# Given exercise
Turn each line of the records into a string in a JSON list, one string per line, and leave out any blank lines.

---*---

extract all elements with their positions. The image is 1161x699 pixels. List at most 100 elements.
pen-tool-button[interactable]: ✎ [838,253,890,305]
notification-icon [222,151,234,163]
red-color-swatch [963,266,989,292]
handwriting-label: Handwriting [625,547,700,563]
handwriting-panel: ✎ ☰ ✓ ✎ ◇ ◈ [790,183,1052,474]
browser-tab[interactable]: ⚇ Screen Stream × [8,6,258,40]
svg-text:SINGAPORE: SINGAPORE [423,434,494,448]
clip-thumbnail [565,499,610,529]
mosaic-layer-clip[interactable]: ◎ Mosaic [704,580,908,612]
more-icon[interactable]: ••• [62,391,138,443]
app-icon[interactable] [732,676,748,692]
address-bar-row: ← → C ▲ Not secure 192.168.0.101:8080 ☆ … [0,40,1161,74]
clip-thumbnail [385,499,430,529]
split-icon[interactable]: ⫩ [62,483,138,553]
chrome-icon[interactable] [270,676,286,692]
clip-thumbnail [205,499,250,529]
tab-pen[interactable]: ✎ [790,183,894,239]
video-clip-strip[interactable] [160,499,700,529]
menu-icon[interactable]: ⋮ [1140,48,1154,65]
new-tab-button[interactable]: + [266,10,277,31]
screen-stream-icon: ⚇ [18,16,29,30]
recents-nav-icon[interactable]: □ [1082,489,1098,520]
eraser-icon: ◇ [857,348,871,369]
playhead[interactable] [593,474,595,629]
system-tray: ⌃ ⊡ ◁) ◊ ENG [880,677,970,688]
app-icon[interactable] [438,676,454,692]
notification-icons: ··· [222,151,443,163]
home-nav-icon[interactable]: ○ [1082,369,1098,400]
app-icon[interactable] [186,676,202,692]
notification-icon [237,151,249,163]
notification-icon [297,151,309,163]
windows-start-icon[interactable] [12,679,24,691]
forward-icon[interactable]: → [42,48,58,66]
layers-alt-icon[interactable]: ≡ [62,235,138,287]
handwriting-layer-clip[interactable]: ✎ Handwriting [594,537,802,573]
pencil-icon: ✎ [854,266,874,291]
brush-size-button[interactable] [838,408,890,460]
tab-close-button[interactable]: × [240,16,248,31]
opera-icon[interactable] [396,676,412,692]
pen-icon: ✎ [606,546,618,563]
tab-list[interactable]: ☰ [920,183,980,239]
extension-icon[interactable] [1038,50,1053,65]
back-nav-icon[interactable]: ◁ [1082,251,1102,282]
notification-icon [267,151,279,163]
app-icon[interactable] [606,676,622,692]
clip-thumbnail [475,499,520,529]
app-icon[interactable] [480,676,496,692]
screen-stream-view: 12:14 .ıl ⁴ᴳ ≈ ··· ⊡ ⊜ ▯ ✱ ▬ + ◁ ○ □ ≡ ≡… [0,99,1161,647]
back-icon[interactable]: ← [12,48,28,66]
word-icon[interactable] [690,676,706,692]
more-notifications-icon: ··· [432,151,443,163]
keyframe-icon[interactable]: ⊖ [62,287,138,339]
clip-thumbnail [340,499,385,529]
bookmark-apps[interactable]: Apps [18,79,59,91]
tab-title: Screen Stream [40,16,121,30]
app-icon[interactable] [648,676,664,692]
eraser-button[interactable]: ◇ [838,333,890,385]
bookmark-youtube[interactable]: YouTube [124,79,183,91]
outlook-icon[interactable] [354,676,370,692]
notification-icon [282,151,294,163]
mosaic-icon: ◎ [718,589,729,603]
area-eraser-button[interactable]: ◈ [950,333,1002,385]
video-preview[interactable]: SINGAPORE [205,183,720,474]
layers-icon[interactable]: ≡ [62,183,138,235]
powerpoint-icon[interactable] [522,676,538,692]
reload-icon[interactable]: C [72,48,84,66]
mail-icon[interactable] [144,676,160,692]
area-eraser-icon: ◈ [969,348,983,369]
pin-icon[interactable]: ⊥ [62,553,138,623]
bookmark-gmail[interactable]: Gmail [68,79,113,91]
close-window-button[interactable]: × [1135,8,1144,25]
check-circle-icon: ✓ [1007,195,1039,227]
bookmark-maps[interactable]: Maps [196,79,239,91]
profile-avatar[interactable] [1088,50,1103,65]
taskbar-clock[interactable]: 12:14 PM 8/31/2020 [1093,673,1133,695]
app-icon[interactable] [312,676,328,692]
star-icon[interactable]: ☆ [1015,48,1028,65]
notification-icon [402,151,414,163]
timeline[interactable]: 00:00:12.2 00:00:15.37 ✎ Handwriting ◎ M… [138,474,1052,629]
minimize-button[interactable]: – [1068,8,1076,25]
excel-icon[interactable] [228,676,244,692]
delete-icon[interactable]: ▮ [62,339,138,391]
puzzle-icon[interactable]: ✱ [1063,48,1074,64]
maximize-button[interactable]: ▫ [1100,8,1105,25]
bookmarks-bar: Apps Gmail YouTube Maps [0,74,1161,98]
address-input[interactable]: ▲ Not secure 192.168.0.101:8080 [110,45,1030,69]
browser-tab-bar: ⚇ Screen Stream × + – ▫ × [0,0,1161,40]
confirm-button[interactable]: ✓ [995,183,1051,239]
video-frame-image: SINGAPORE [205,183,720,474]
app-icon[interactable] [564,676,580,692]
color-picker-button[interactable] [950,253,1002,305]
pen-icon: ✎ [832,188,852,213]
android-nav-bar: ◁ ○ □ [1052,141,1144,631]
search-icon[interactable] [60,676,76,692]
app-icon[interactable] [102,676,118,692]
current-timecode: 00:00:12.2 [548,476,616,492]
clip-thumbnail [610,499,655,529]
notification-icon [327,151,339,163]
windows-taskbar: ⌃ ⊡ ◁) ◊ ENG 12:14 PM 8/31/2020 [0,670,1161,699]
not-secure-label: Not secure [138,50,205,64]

---*---

# Complete output
[
  "extract all elements with their positions. The image is 1161x699 pixels. List at most 100 elements.",
  "pen-tool-button[interactable]: ✎ [838,253,890,305]",
  "notification-icon [222,151,234,163]",
  "red-color-swatch [963,266,989,292]",
  "handwriting-label: Handwriting [625,547,700,563]",
  "handwriting-panel: ✎ ☰ ✓ ✎ ◇ ◈ [790,183,1052,474]",
  "browser-tab[interactable]: ⚇ Screen Stream × [8,6,258,40]",
  "svg-text:SINGAPORE: SINGAPORE [423,434,494,448]",
  "clip-thumbnail [565,499,610,529]",
  "mosaic-layer-clip[interactable]: ◎ Mosaic [704,580,908,612]",
  "more-icon[interactable]: ••• [62,391,138,443]",
  "app-icon[interactable] [732,676,748,692]",
  "address-bar-row: ← → C ▲ Not secure 192.168.0.101:8080 ☆ … [0,40,1161,74]",
  "clip-thumbnail [385,499,430,529]",
  "split-icon[interactable]: ⫩ [62,483,138,553]",
  "chrome-icon[interactable] [270,676,286,692]",
  "clip-thumbnail [205,499,250,529]",
  "tab-pen[interactable]: ✎ [790,183,894,239]",
  "video-clip-strip[interactable] [160,499,700,529]",
  "menu-icon[interactable]: ⋮ [1140,48,1154,65]",
  "new-tab-button[interactable]: + [266,10,277,31]",
  "screen-stream-icon: ⚇ [18,16,29,30]",
  "recents-nav-icon[interactable]: □ [1082,489,1098,520]",
  "eraser-icon: ◇ [857,348,871,369]",
  "playhead[interactable] [593,474,595,629]",
  "system-tray: ⌃ ⊡ ◁) ◊ ENG [880,677,970,688]",
  "app-icon[interactable] [438,676,454,692]",
  "notification-icons: ··· [222,151,443,163]",
  "home-nav-icon[interactable]: ○ [1082,369,1098,400]",
  "app-icon[interactable] [186,676,202,692]",
  "notification-icon [237,151,249,163]",
  "notification-icon [297,151,309,163]",
  "windows-start-icon[interactable] [12,679,24,691]",
  "forward-icon[interactable]: → [42,48,58,66]",
  "layers-alt-icon[interactable]: ≡ [62,235,138,287]",
  "handwriting-layer-clip[interactable]: ✎ Handwriting [594,537,802,573]",
  "pencil-icon: ✎ [854,266,874,291]",
  "brush-size-button[interactable] [838,408,890,460]",
  "tab-close-button[interactable]: × [240,16,248,31]",
  "opera-icon[interactable] [396,676,412,692]",
  "pen-icon: ✎ [606,546,618,563]",
  "tab-list[interactable]: ☰ [920,183,980,239]",
  "extension-icon[interactable] [1038,50,1053,65]",
  "back-nav-icon[interactable]: ◁ [1082,251,1102,282]",
  "notification-icon [267,151,279,163]",
  "app-icon[interactable] [606,676,622,692]",
  "clip-thumbnail [475,499,520,529]",
  "app-icon[interactable] [480,676,496,692]",
  "screen-stream-view: 12:14 .ıl ⁴ᴳ ≈ ··· ⊡ ⊜ ▯ ✱ ▬ + ◁ ○ □ ≡ ≡… [0,99,1161,647]",
  "back-icon[interactable]: ← [12,48,28,66]",
  "word-icon[interactable] [690,676,706,692]",
  "more-notifications-icon: ··· [432,151,443,163]",
  "keyframe-icon[interactable]: ⊖ [62,287,138,339]",
  "clip-thumbnail [340,499,385,529]",
  "bookmark-apps[interactable]: Apps [18,79,59,91]",
  "tab-title: Screen Stream [40,16,121,30]",
  "app-icon[interactable] [648,676,664,692]",
  "eraser-button[interactable]: ◇ [838,333,890,385]",
  "bookmark-youtube[interactable]: YouTube [124,79,183,91]",
  "outlook-icon[interactable] [354,676,370,692]",
  "notification-icon [282,151,294,163]",
  "mosaic-icon: ◎ [718,589,729,603]",
  "area-eraser-button[interactable]: ◈ [950,333,1002,385]",
  "video-preview[interactable]: SINGAPORE [205,183,720,474]",
  "layers-icon[interactable]: ≡ [62,183,138,235]",
  "powerpoint-icon[interactable] [522,676,538,692]",
  "reload-icon[interactable]: C [72,48,84,66]",
  "mail-icon[interactable] [144,676,160,692]",
  "area-eraser-icon: ◈ [969,348,983,369]",
  "pin-icon[interactable]: ⊥ [62,553,138,623]",
  "bookmark-gmail[interactable]: Gmail [68,79,113,91]",
  "close-window-button[interactable]: × [1135,8,1144,25]",
  "check-circle-icon: ✓ [1007,195,1039,227]",
  "bookmark-maps[interactable]: Maps [196,79,239,91]",
  "profile-avatar[interactable] [1088,50,1103,65]",
  "taskbar-clock[interactable]: 12:14 PM 8/31/2020 [1093,673,1133,695]",
  "app-icon[interactable] [312,676,328,692]",
  "star-icon[interactable]: ☆ [1015,48,1028,65]",
  "notification-icon [402,151,414,163]",
  "timeline[interactable]: 00:00:12.2 00:00:15.37 ✎ Handwriting ◎ M… [138,474,1052,629]",
  "minimize-button[interactable]: – [1068,8,1076,25]",
  "excel-icon[interactable] [228,676,244,692]",
  "delete-icon[interactable]: ▮ [62,339,138,391]",
  "puzzle-icon[interactable]: ✱ [1063,48,1074,64]",
  "maximize-button[interactable]: ▫ [1100,8,1105,25]",
  "bookmarks-bar: Apps Gmail YouTube Maps [0,74,1161,98]",
  "address-input[interactable]: ▲ Not secure 192.168.0.101:8080 [110,45,1030,69]",
  "browser-tab-bar: ⚇ Screen Stream × + – ▫ × [0,0,1161,40]",
  "confirm-button[interactable]: ✓ [995,183,1051,239]",
  "video-frame-image: SINGAPORE [205,183,720,474]",
  "app-icon[interactable] [564,676,580,692]",
  "color-picker-button[interactable] [950,253,1002,305]",
  "pen-icon: ✎ [832,188,852,213]",
  "android-nav-bar: ◁ ○ □ [1052,141,1144,631]",
  "search-icon[interactable] [60,676,76,692]",
  "app-icon[interactable] [102,676,118,692]",
  "current-timecode: 00:00:12.2 [548,476,616,492]",
  "clip-thumbnail [610,499,655,529]",
  "notification-icon [327,151,339,163]",
  "windows-taskbar: ⌃ ⊡ ◁) ◊ ENG 12:14 PM 8/31/2020 [0,670,1161,699]",
  "not-secure-label: Not secure [138,50,205,64]"
]